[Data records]
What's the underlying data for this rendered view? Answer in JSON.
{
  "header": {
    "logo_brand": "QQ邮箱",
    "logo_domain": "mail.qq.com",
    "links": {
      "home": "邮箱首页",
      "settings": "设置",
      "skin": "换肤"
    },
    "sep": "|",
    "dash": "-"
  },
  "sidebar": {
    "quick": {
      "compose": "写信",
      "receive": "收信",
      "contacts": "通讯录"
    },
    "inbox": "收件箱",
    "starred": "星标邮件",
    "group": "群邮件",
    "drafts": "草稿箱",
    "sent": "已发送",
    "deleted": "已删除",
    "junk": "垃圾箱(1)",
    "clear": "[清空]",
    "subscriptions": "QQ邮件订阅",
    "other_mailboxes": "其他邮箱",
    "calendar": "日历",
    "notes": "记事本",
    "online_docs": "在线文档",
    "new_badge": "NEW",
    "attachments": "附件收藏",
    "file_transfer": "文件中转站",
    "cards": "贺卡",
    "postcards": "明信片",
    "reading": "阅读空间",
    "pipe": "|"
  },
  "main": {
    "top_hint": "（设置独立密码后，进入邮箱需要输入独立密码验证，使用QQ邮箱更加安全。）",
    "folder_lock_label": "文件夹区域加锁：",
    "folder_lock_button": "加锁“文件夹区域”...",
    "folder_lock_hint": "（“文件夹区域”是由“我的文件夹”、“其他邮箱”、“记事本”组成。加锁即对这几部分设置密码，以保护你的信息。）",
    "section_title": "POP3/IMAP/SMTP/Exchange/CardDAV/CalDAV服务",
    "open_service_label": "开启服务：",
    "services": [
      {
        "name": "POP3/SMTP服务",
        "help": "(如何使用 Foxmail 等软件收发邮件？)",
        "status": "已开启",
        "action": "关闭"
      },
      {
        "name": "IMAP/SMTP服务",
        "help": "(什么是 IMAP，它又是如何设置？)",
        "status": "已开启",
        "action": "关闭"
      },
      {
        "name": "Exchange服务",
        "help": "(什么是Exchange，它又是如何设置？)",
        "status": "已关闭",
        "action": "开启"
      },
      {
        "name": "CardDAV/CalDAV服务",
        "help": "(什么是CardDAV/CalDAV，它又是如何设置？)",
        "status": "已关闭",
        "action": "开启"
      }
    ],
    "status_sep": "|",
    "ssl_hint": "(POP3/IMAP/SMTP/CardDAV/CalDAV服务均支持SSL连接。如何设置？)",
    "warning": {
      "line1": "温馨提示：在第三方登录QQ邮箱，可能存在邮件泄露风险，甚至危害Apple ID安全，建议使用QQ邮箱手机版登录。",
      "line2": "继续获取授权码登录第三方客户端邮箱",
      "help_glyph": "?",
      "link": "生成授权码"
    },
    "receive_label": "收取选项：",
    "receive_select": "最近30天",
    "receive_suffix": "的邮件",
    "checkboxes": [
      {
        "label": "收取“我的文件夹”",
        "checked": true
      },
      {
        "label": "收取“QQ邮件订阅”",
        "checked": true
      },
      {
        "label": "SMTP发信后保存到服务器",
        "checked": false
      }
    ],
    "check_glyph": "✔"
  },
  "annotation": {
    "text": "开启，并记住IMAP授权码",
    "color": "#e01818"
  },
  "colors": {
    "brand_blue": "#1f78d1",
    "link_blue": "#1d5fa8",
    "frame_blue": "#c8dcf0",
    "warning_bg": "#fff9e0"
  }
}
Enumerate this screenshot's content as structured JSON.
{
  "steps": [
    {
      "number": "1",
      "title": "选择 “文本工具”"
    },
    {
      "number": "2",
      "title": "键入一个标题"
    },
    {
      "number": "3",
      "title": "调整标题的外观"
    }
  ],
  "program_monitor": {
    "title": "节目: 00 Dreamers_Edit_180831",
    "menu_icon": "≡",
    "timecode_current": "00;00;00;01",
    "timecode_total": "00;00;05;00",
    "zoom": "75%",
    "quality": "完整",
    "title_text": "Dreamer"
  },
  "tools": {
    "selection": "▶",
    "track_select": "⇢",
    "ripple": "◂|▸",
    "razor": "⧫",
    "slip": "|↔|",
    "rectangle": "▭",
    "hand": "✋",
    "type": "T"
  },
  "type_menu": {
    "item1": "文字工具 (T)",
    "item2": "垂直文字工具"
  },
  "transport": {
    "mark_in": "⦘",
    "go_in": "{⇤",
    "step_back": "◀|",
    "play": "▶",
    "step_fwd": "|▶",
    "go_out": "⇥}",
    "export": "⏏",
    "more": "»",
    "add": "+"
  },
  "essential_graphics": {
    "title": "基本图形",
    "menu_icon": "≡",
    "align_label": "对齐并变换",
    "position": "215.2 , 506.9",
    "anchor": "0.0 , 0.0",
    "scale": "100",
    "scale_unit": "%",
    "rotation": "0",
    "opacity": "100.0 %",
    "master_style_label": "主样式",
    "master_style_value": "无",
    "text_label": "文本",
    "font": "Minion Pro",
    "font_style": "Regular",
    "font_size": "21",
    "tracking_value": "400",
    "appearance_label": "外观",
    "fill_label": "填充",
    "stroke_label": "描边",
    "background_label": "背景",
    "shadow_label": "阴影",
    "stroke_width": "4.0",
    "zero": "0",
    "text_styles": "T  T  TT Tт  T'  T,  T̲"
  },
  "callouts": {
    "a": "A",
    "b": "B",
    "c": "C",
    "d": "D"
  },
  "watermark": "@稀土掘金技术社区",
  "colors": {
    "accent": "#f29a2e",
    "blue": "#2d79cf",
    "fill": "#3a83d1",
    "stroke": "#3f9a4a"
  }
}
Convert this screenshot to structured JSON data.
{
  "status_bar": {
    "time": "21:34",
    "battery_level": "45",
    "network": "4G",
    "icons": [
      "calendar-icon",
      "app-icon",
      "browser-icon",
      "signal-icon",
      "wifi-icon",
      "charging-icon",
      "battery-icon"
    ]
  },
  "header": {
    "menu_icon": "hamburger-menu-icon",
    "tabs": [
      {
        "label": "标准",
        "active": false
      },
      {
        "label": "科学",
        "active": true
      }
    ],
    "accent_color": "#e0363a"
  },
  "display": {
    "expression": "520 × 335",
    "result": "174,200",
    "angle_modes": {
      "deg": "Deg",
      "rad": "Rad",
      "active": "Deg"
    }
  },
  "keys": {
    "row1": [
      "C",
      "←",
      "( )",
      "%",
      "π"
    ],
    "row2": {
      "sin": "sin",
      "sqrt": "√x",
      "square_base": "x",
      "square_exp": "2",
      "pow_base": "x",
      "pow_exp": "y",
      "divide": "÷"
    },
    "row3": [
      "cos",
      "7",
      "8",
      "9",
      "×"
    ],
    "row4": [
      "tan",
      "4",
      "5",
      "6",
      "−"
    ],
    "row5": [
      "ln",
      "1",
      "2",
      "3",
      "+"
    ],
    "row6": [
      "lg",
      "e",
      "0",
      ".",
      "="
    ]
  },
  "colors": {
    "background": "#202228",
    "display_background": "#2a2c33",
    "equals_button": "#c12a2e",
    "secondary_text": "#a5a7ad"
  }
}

> **Work to do**
Print the listing above in full, exactly as it is.

> **Task result**
What's the underlying data for this rendered view? Answer in JSON.
{
  "header": {
    "logo_brand": "QQ邮箱",
    "logo_domain": "mail.qq.com",
    "links": {
      "home": "邮箱首页",
      "settings": "设置",
      "skin": "换肤"
    },
    "sep": "|",
    "dash": "-"
  },
  "sidebar": {
    "quick": {
      "compose": "写信",
      "receive": "收信",
      "contacts": "通讯录"
    },
    "inbox": "收件箱",
    "starred": "星标邮件",
    "group": "群邮件",
    "drafts": "草稿箱",
    "sent": "已发送",
    "deleted": "已删除",
    "junk": "垃圾箱(1)",
    "clear": "[清空]",
    "subscriptions": "QQ邮件订阅",
    "other_mailboxes": "其他邮箱",
    "calendar": "日历",
    "notes": "记事本",
    "online_docs": "在线文档",
    "new_badge": "NEW",
    "attachments": "附件收藏",
    "file_transfer": "文件中转站",
    "cards": "贺卡",
    "postcards": "明信片",
    "reading": "阅读空间",
    "pipe": "|"
  },
  "main": {
    "top_hint": "（设置独立密码后，进入邮箱需要输入独立密码验证，使用QQ邮箱更加安全。）",
    "folder_lock_label": "文件夹区域加锁：",
    "folder_lock_button": "加锁“文件夹区域”...",
    "folder_lock_hint": "（“文件夹区域”是由“我的文件夹”、“其他邮箱”、“记事本”组成。加锁即对这几部分设置密码，以保护你的信息。）",
    "section_title": "POP3/IMAP/SMTP/Exchange/CardDAV/CalDAV服务",
    "open_service_label": "开启服务：",
    "services": [
      {
        "name": "POP3/SMTP服务",
        "help": "(如何使用 Foxmail 等软件收发邮件？)",
        "status": "已开启",
        "action": "关闭"
      },
      {
        "name": "IMAP/SMTP服务",
        "help": "(什么是 IMAP，它又是如何设置？)",
        "status": "已开启",
        "action": "关闭"
      },
      {
        "name": "Exchange服务",
        "help": "(什么是Exchange，它又是如何设置？)",
        "status": "已关闭",
        "action": "开启"
      },
      {
        "name": "CardDAV/CalDAV服务",
        "help": "(什么是CardDAV/CalDAV，它又是如何设置？)",
        "status": "已关闭",
        "action": "开启"
      }
    ],
    "status_sep": "|",
    "ssl_hint": "(POP3/IMAP/SMTP/CardDAV/CalDAV服务均支持SSL连接。如何设置？)",
    "warning": {
      "line1": "温馨提示：在第三方登录QQ邮箱，可能存在邮件泄露风险，甚至危害Apple ID安全，建议使用QQ邮箱手机版登录。",
      "line2": "继续获取授权码登录第三方客户端邮箱",
      "help_glyph": "?",
      "link": "生成授权码"
    },
    "receive_label": "收取选项：",
    "receive_select": "最近30天",
    "receive_suffix": "的邮件",
    "checkboxes": [
      {
        "label": "收取“我的文件夹”",
        "checked": true
      },
      {
        "label": "收取“QQ邮件订阅”",
        "checked": true
      },
      {
        "label": "SMTP发信后保存到服务器",
        "checked": false
      }
    ],
    "check_glyph": "✔"
  },
  "annotation": {
    "text": "开启，并记住IMAP授权码",
    "color": "#e01818"
  },
  "colors": {
    "brand_blue": "#1f78d1",
    "link_blue": "#1d5fa8",
    "frame_blue": "#c8dcf0",
    "warning_bg": "#fff9e0"
  }
}
Enumerate this screenshot's content as structured JSON.
{
  "steps": [
    {
      "number": "1",
      "title": "选择 “文本工具”"
    },
    {
      "number": "2",
      "title": "键入一个标题"
    },
    {
      "number": "3",
      "title": "调整标题的外观"
    }
  ],
  "program_monitor": {
    "title": "节目: 00 Dreamers_Edit_180831",
    "menu_icon": "≡",
    "timecode_current": "00;00;00;01",
    "timecode_total": "00;00;05;00",
    "zoom": "75%",
    "quality": "完整",
    "title_text": "Dreamer"
  },
  "tools": {
    "selection": "▶",
    "track_select": "⇢",
    "ripple": "◂|▸",
    "razor": "⧫",
    "slip": "|↔|",
    "rectangle": "▭",
    "hand": "✋",
    "type": "T"
  },
  "type_menu": {
    "item1": "文字工具 (T)",
    "item2": "垂直文字工具"
  },
  "transport": {
    "mark_in": "⦘",
    "go_in": "{⇤",
    "step_back": "◀|",
    "play": "▶",
    "step_fwd": "|▶",
    "go_out": "⇥}",
    "export": "⏏",
    "more": "»",
    "add": "+"
  },
  "essential_graphics": {
    "title": "基本图形",
    "menu_icon": "≡",
    "align_label": "对齐并变换",
    "position": "215.2 , 506.9",
    "anchor": "0.0 , 0.0",
    "scale": "100",
    "scale_unit": "%",
    "rotation": "0",
    "opacity": "100.0 %",
    "master_style_label": "主样式",
    "master_style_value": "无",
    "text_label": "文本",
    "font": "Minion Pro",
    "font_style": "Regular",
    "font_size": "21",
    "tracking_value": "400",
    "appearance_label": "外观",
    "fill_label": "填充",
    "stroke_label": "描边",
    "background_label": "背景",
    "shadow_label": "阴影",
    "stroke_width": "4.0",
    "zero": "0",
    "text_styles": "T  T  TT Tт  T'  T,  T̲"
  },
  "callouts": {
    "a": "A",
    "b": "B",
    "c": "C",
    "d": "D"
  },
  "watermark": "@稀土掘金技术社区",
  "colors": {
    "accent": "#f29a2e",
    "blue": "#2d79cf",
    "fill": "#3a83d1",
    "stroke": "#3f9a4a"
  }
}
Convert this screenshot to structured JSON data.
{
  "status_bar": {
    "time": "21:34",
    "battery_level": "45",
    "network": "4G",
    "icons": [
      "calendar-icon",
      "app-icon",
      "browser-icon",
      "signal-icon",
      "wifi-icon",
      "charging-icon",
      "battery-icon"
    ]
  },
  "header": {
    "menu_icon": "hamburger-menu-icon",
    "tabs": [
      {
        "label": "标准",
        "active": false
      },
      {
        "label": "科学",
        "active": true
      }
    ],
    "accent_color": "#e0363a"
  },
  "display": {
    "expression": "520 × 335",
    "result": "174,200",
    "angle_modes": {
      "deg": "Deg",
      "rad": "Rad",
      "active": "Deg"
    }
  },
  "keys": {
    "row1": [
      "C",
      "←",
      "( )",
      "%",
      "π"
    ],
    "row2": {
      "sin": "sin",
      "sqrt": "√x",
      "square_base": "x",
      "square_exp": "2",
      "pow_base": "x",
      "pow_exp": "y",
      "divide": "÷"
    },
    "row3": [
      "cos",
      "7",
      "8",
      "9",
      "×"
    ],
    "row4": [
      "tan",
      "4",
      "5",
      "6",
      "−"
    ],
    "row5": [
      "ln",
      "1",
      "2",
      "3",
      "+"
    ],
    "row6": [
      "lg",
      "e",
      "0",
      ".",
      "="
    ]
  },
  "colors": {
    "background": "#202228",
    "display_background": "#2a2c33",
    "equals_button": "#c12a2e",
    "secondary_text": "#a5a7ad"
  }
}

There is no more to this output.